The request:
Wherever a line holds the string "Erfassung", copy that line.

Supplied information:
###
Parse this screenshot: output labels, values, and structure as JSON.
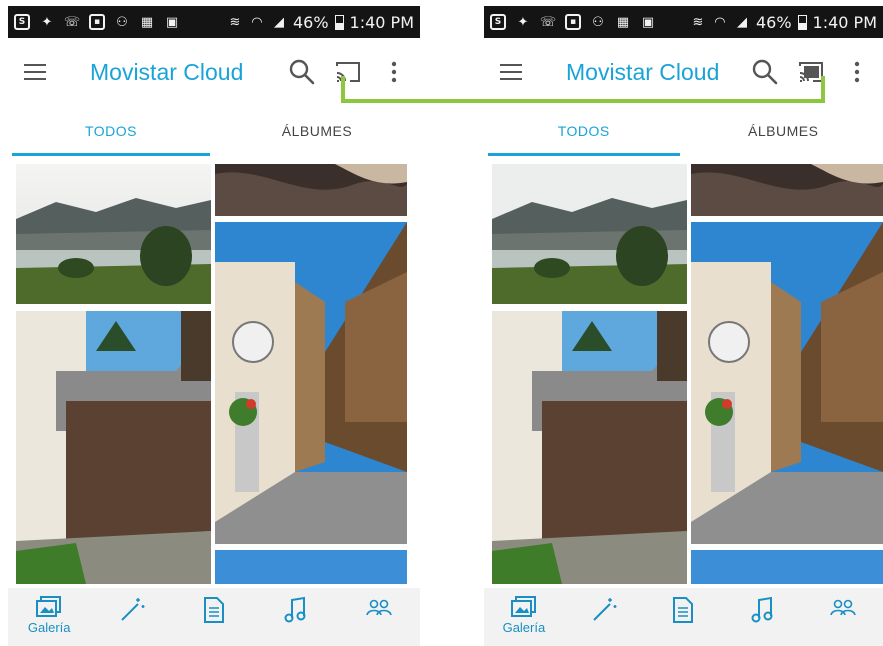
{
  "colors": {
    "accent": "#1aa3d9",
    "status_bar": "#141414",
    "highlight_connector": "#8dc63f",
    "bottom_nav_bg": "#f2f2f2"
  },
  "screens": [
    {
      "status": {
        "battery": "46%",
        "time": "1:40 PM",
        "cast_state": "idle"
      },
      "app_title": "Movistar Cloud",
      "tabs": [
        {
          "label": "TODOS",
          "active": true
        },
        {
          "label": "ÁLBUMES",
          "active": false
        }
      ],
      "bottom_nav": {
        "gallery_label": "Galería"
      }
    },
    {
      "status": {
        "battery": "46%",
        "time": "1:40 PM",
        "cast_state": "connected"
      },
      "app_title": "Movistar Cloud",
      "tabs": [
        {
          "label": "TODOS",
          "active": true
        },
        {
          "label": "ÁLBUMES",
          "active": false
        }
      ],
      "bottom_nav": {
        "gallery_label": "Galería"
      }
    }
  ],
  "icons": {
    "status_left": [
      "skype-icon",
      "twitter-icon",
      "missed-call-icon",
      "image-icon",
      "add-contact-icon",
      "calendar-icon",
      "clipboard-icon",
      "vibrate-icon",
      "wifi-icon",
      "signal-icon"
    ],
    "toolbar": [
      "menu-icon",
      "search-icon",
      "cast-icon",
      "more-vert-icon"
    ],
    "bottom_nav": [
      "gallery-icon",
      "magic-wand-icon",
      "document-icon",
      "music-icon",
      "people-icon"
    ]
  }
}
###
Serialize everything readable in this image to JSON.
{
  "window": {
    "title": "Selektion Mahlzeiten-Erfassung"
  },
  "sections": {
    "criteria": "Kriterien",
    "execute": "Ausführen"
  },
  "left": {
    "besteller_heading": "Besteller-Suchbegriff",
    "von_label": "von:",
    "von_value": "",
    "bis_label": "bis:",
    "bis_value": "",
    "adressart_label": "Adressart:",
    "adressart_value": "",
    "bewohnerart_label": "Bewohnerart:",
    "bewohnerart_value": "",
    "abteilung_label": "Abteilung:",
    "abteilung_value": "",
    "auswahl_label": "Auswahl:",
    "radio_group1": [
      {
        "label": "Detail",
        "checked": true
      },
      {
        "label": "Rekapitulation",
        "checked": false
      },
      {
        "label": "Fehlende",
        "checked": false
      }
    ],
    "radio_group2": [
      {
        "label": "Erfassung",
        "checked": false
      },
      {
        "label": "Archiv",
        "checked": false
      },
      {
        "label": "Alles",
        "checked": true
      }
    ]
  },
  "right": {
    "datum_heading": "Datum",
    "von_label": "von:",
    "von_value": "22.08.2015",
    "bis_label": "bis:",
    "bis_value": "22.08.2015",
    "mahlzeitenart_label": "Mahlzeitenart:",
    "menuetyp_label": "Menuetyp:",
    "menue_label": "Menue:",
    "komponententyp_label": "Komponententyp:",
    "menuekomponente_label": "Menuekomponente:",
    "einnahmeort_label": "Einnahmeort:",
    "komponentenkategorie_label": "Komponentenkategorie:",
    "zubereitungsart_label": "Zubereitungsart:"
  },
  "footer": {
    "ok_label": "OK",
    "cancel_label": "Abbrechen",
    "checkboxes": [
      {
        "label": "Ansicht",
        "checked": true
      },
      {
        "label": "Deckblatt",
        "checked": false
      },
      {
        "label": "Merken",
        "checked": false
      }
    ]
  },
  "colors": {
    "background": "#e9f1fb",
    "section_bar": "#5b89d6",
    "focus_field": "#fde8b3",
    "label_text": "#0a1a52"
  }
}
###
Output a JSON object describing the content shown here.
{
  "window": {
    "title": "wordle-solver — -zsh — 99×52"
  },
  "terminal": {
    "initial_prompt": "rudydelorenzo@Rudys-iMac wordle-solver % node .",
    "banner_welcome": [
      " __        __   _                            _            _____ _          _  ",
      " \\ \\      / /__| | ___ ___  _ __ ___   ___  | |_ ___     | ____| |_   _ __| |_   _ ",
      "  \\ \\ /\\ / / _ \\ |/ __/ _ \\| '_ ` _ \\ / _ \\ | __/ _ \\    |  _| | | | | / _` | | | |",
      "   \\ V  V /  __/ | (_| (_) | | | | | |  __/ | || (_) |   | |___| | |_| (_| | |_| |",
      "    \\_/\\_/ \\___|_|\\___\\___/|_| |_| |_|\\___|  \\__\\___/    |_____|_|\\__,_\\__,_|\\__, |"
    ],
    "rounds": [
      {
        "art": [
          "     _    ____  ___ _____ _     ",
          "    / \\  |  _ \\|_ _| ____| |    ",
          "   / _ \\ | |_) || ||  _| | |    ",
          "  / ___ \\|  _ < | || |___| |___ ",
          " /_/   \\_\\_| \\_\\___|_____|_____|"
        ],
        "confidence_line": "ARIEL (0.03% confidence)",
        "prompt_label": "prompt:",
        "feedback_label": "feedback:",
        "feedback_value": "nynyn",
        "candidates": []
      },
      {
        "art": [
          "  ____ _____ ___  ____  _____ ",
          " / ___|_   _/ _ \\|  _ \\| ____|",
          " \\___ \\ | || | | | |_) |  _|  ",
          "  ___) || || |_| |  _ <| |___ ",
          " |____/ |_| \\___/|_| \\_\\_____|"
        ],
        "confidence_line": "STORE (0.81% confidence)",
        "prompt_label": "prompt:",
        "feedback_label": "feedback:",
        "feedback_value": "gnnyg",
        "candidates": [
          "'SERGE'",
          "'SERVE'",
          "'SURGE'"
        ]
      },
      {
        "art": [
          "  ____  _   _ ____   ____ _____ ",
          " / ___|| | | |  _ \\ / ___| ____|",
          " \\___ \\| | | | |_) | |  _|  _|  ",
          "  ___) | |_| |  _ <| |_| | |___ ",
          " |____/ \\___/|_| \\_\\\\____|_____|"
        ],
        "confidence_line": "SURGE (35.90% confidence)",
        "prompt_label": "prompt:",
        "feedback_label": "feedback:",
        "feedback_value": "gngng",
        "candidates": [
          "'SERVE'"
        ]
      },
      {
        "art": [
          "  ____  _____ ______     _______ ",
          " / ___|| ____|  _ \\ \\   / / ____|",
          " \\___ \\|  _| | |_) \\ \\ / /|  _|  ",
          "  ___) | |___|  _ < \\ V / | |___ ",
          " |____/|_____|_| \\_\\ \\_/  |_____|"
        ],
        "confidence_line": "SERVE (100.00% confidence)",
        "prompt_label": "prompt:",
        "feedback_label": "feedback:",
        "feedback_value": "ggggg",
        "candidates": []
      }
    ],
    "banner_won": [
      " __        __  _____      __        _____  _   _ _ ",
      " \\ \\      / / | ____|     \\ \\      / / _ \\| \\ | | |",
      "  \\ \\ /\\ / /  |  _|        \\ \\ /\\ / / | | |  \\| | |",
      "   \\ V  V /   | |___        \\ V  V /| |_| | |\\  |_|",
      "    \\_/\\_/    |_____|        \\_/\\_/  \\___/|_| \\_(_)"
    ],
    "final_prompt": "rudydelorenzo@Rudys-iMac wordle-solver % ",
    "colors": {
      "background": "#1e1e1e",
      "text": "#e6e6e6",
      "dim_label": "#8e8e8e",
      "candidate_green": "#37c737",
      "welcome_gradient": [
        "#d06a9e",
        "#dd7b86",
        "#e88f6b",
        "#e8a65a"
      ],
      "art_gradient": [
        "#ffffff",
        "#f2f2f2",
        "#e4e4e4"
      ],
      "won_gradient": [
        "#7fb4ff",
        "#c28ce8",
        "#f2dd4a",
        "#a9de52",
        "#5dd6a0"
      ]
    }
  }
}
###
Complete response:
    "title": "Selektion Mahlzeiten-Erfassung"
        "label": "Erfassung",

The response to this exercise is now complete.